[BEGIN MATERIAL PROVIDED]

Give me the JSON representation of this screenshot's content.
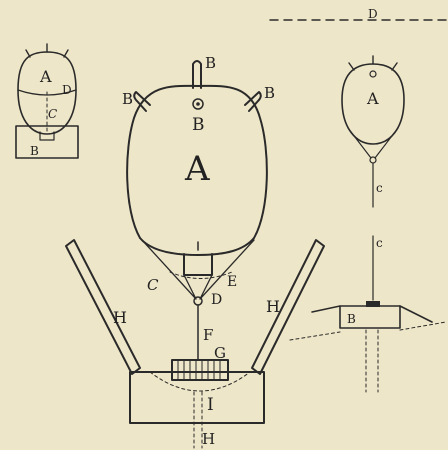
{
  "figure": {
    "background": "#eee6c8",
    "ink": "#2a2a2a"
  },
  "labels": {
    "main": {
      "A": "A",
      "B_top": "B",
      "B_left": "B",
      "B_right": "B",
      "B_center": "B",
      "C": "C",
      "D": "D",
      "E": "E",
      "F": "F",
      "G": "G",
      "H_left": "H",
      "H_right": "H",
      "I": "I",
      "H_bottom": "H"
    },
    "small_left": {
      "A": "A",
      "D": "D",
      "C": "C",
      "B": "B"
    },
    "small_right": {
      "D": "D",
      "A": "A",
      "C_upper": "c",
      "C_lower": "c",
      "B": "B"
    }
  }
}
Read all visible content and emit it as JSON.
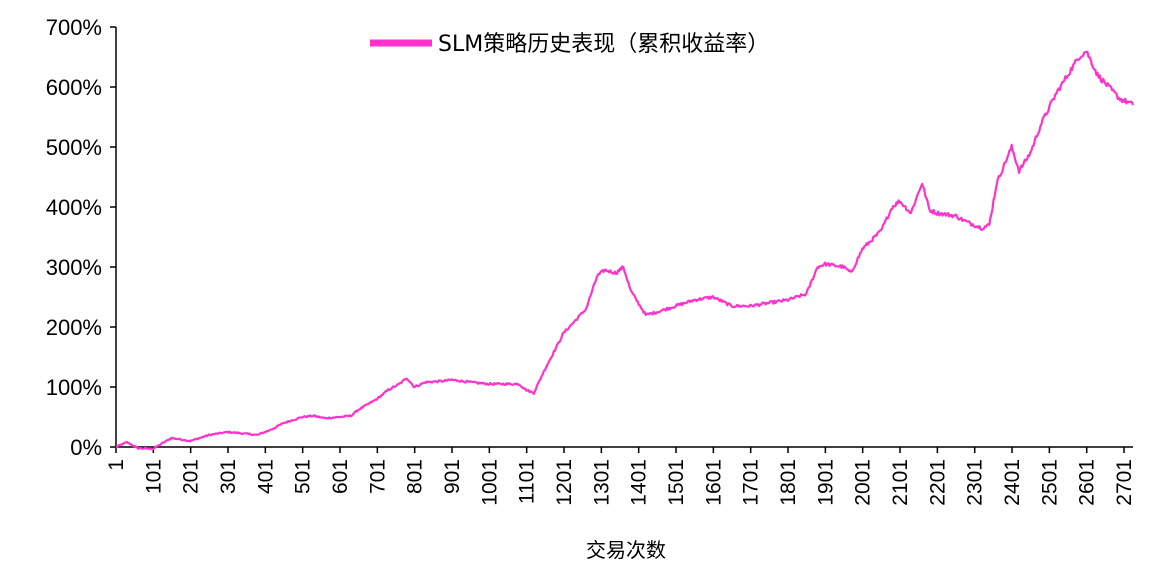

[END MATERIAL PROVIDED]

# WRITTEN TASK
Restate each of the entries above word for word and skip every image.

# SOLVED EXERCISE
Give me the JSON representation of this screenshot's content.
{
  "figure": {
    "background": "#eee6c8",
    "ink": "#2a2a2a"
  },
  "labels": {
    "main": {
      "A": "A",
      "B_top": "B",
      "B_left": "B",
      "B_right": "B",
      "B_center": "B",
      "C": "C",
      "D": "D",
      "E": "E",
      "F": "F",
      "G": "G",
      "H_left": "H",
      "H_right": "H",
      "I": "I",
      "H_bottom": "H"
    },
    "small_left": {
      "A": "A",
      "D": "D",
      "C": "C",
      "B": "B"
    },
    "small_right": {
      "D": "D",
      "A": "A",
      "C_upper": "c",
      "C_lower": "c",
      "B": "B"
    }
  }
}
Read all visible content and emit it as JSON.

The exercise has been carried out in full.